[Recorded data]:
..............................

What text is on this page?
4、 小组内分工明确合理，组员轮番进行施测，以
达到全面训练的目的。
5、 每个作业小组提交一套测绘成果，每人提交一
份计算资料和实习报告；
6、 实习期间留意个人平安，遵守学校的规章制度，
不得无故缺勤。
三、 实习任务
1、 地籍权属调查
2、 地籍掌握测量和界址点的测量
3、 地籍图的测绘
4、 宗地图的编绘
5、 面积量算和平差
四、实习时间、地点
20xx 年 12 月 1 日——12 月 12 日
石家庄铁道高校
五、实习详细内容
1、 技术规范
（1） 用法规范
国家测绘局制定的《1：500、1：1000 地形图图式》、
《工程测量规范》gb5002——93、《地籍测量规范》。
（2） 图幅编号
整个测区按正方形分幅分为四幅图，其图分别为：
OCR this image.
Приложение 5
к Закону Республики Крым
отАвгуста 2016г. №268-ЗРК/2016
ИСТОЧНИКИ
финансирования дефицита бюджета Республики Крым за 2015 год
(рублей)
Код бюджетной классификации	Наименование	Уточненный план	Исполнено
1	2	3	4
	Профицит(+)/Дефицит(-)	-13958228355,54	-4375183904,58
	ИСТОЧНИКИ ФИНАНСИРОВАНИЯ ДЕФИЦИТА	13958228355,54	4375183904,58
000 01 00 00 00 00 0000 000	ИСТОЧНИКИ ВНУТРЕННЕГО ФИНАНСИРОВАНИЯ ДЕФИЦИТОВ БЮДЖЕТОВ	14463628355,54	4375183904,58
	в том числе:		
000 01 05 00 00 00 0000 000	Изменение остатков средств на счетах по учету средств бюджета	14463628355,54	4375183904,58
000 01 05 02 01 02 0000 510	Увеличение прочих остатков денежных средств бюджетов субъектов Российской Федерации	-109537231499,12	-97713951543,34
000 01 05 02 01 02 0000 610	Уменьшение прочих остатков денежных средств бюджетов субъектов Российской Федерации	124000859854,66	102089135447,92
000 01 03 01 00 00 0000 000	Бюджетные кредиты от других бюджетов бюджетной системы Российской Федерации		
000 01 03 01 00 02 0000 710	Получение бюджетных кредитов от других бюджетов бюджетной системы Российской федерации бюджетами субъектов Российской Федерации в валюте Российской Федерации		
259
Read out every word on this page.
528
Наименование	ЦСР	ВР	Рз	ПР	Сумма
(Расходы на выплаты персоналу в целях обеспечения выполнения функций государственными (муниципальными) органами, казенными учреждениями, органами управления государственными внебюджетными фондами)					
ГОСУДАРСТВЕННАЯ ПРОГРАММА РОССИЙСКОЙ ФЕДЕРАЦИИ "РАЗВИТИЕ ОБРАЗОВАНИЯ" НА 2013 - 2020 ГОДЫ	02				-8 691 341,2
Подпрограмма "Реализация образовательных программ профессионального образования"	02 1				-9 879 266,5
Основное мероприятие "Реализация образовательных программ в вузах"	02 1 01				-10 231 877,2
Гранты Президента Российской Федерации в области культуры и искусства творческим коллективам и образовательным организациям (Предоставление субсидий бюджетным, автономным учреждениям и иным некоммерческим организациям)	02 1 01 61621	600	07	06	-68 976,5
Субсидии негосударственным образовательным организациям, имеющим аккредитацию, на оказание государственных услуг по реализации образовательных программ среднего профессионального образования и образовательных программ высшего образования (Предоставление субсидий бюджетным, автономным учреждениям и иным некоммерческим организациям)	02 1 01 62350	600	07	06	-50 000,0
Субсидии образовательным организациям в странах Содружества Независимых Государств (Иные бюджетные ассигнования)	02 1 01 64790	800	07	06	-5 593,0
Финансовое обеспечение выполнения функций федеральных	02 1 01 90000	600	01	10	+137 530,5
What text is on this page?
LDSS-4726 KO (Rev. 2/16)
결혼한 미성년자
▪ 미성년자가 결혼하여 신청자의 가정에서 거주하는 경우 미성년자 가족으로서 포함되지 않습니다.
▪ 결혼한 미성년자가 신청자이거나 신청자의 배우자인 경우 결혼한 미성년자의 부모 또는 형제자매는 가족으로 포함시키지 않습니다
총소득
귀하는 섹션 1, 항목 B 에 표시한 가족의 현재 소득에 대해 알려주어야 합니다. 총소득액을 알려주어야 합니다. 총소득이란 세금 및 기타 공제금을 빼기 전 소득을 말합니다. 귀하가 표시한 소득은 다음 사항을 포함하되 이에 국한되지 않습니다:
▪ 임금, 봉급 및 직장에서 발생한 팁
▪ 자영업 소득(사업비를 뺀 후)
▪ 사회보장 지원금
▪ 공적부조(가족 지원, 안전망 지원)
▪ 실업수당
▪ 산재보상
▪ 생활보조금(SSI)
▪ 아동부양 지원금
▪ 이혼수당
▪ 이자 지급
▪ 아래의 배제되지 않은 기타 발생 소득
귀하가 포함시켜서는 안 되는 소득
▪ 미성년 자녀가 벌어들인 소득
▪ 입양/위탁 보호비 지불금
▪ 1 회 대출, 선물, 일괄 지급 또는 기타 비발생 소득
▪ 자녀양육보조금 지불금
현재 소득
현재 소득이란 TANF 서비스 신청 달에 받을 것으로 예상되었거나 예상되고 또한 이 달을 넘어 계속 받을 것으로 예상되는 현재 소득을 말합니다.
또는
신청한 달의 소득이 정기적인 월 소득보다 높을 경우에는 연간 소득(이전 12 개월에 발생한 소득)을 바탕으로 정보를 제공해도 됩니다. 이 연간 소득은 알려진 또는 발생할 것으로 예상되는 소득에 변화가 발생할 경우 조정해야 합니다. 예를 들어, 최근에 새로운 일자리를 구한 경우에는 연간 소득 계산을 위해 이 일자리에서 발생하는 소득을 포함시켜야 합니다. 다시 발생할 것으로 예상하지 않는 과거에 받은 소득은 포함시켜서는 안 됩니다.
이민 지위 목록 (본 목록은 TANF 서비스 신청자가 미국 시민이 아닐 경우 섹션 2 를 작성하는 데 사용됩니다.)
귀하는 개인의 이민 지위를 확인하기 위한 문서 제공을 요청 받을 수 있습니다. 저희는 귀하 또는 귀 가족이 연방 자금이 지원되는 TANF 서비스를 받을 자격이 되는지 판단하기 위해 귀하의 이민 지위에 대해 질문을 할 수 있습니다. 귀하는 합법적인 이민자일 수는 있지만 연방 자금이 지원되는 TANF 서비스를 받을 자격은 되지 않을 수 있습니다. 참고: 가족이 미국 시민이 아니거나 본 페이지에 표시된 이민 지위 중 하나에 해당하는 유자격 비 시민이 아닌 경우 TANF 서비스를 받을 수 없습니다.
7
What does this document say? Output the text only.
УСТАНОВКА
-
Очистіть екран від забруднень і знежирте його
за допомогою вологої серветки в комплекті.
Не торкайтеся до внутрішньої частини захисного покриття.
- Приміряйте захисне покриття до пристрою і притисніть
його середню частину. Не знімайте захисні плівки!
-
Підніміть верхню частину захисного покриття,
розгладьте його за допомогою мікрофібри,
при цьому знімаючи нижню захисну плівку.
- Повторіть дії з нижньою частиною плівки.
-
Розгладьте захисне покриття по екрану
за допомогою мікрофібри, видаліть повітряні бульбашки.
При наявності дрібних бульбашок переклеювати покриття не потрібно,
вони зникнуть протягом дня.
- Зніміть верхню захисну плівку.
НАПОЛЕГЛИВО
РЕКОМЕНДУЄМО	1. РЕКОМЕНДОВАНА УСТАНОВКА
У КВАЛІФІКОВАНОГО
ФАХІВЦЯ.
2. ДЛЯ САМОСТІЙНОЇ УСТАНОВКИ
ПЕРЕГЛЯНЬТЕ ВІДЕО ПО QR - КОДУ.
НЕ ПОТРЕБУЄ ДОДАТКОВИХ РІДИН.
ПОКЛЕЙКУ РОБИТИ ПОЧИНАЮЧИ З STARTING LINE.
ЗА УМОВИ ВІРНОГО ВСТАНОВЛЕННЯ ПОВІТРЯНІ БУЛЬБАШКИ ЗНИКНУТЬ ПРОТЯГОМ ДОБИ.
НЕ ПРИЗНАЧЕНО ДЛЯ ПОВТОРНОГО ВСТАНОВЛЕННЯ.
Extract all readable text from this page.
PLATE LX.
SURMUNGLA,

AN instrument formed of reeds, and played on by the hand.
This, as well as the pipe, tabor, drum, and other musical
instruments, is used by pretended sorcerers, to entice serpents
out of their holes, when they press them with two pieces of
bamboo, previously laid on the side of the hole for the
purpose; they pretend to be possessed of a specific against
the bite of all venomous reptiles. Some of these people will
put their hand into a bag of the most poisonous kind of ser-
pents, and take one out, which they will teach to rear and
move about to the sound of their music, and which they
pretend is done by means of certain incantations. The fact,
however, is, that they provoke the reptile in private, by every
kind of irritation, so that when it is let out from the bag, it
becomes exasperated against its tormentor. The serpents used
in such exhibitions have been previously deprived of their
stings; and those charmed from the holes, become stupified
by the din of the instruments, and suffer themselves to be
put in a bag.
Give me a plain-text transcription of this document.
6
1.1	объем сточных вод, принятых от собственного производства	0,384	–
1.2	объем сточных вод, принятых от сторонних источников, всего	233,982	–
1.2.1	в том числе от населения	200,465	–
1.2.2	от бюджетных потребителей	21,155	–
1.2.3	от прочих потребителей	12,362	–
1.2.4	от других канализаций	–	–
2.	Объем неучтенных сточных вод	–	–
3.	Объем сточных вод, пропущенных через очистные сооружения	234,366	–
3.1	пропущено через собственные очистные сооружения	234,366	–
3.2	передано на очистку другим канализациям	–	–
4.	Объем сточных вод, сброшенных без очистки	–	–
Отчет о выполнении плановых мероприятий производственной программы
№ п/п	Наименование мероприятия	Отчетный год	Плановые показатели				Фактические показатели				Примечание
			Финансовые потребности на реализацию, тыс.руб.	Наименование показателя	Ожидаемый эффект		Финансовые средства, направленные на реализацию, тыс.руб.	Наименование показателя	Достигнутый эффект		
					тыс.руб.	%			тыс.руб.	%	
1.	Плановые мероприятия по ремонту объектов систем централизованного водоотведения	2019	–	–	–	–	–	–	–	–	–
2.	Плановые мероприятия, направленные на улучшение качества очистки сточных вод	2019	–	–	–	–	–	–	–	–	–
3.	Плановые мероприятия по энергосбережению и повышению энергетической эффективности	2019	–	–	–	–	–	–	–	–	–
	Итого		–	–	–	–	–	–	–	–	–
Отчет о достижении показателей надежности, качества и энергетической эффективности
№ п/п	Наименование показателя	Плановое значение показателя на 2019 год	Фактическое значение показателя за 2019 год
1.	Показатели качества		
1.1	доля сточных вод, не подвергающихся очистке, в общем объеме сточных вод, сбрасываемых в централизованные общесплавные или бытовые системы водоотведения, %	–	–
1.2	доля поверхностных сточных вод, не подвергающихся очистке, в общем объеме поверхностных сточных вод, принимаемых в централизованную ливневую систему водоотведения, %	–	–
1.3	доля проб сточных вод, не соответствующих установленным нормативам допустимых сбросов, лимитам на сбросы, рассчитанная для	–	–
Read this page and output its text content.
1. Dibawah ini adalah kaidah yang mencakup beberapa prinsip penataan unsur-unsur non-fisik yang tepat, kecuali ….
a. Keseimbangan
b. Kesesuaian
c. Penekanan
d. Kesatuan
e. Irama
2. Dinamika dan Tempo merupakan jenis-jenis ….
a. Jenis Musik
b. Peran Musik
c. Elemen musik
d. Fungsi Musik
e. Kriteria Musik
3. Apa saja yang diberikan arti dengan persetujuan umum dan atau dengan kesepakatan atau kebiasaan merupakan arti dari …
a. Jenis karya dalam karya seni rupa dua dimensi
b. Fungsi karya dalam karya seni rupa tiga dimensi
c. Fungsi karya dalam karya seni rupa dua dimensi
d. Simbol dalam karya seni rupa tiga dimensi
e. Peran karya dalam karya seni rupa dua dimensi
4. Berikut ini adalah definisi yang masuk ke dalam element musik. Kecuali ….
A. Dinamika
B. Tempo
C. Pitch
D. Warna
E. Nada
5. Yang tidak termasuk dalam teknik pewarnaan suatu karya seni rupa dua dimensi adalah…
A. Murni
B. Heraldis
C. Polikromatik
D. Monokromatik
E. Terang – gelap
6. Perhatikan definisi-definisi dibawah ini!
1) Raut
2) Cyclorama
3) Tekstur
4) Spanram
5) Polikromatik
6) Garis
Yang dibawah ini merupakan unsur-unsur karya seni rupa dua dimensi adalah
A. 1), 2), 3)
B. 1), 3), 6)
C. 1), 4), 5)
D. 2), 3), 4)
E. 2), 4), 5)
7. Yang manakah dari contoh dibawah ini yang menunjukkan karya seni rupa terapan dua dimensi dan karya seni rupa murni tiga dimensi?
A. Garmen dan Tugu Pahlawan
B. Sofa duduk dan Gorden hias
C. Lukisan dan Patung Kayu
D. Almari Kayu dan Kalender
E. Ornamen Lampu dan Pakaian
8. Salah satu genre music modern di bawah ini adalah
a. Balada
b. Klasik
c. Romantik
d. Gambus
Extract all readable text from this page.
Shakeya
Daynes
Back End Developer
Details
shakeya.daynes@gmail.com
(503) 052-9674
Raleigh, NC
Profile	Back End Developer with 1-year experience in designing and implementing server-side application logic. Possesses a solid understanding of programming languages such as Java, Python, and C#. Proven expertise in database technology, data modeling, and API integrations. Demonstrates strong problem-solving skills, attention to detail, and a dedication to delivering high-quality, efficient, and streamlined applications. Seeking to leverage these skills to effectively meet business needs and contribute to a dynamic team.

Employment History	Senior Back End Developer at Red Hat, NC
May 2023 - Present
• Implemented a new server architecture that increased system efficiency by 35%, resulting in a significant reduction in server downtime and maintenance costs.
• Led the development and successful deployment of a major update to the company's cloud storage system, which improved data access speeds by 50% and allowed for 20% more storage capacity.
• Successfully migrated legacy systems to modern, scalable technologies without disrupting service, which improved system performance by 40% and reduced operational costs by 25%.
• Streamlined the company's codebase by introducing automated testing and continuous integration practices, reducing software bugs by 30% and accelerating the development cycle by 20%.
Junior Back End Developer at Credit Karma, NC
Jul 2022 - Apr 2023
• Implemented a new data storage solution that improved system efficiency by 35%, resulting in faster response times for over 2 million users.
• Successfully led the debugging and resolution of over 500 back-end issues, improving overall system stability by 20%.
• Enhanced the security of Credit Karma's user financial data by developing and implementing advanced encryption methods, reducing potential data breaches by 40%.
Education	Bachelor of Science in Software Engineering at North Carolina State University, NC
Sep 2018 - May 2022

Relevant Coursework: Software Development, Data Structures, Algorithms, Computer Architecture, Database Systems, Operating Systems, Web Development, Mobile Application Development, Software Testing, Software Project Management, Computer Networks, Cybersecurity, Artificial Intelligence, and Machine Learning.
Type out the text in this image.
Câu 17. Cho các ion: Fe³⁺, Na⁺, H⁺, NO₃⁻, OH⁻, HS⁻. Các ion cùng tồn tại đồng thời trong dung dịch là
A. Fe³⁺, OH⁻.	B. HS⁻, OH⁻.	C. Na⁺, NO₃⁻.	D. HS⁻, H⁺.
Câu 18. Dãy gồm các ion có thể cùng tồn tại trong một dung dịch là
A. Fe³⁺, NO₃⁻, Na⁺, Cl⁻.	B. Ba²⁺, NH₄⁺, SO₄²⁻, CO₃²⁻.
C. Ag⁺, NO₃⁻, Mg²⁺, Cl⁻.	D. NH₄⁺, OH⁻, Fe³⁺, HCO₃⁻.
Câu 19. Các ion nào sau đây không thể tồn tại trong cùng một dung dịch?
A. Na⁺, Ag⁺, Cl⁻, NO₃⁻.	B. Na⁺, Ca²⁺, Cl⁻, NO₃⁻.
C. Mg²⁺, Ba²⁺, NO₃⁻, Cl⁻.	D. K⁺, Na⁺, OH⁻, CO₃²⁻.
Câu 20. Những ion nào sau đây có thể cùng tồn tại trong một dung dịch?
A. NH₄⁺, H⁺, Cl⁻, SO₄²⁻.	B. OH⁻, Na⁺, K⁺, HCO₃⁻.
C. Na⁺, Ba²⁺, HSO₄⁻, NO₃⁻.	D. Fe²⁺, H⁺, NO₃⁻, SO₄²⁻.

..............................

[What the task requires]: Calculate how many lines of the material include the string "server", and state that number by itself.

[Solution for this exercise]: 2